Data records:
::::::
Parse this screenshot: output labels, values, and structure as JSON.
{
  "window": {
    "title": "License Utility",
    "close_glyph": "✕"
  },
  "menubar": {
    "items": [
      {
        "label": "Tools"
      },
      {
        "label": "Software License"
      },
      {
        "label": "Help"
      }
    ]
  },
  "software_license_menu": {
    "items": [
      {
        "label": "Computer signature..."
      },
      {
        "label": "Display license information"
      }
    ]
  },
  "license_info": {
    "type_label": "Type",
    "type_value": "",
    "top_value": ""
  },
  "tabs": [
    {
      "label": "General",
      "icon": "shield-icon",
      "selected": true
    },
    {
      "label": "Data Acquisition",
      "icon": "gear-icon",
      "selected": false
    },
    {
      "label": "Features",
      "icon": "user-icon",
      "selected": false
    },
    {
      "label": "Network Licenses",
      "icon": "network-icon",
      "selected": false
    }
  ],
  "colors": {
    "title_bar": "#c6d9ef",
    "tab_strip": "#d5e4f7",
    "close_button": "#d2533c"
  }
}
::::::
Exercise: Copy out each record exactly as given, omitting none.

Problem solution:
Parse this screenshot: output labels, values, and structure as JSON.
{
  "window": {
    "title": "License Utility",
    "close_glyph": "✕"
  },
  "menubar": {
    "items": [
      {
        "label": "Tools"
      },
      {
        "label": "Software License"
      },
      {
        "label": "Help"
      }
    ]
  },
  "software_license_menu": {
    "items": [
      {
        "label": "Computer signature..."
      },
      {
        "label": "Display license information"
      }
    ]
  },
  "license_info": {
    "type_label": "Type",
    "type_value": "",
    "top_value": ""
  },
  "tabs": [
    {
      "label": "General",
      "icon": "shield-icon",
      "selected": true
    },
    {
      "label": "Data Acquisition",
      "icon": "gear-icon",
      "selected": false
    },
    {
      "label": "Features",
      "icon": "user-icon",
      "selected": false
    },
    {
      "label": "Network Licenses",
      "icon": "network-icon",
      "selected": false
    }
  ],
  "colors": {
    "title_bar": "#c6d9ef",
    "tab_strip": "#d5e4f7",
    "close_button": "#d2533c"
  }
}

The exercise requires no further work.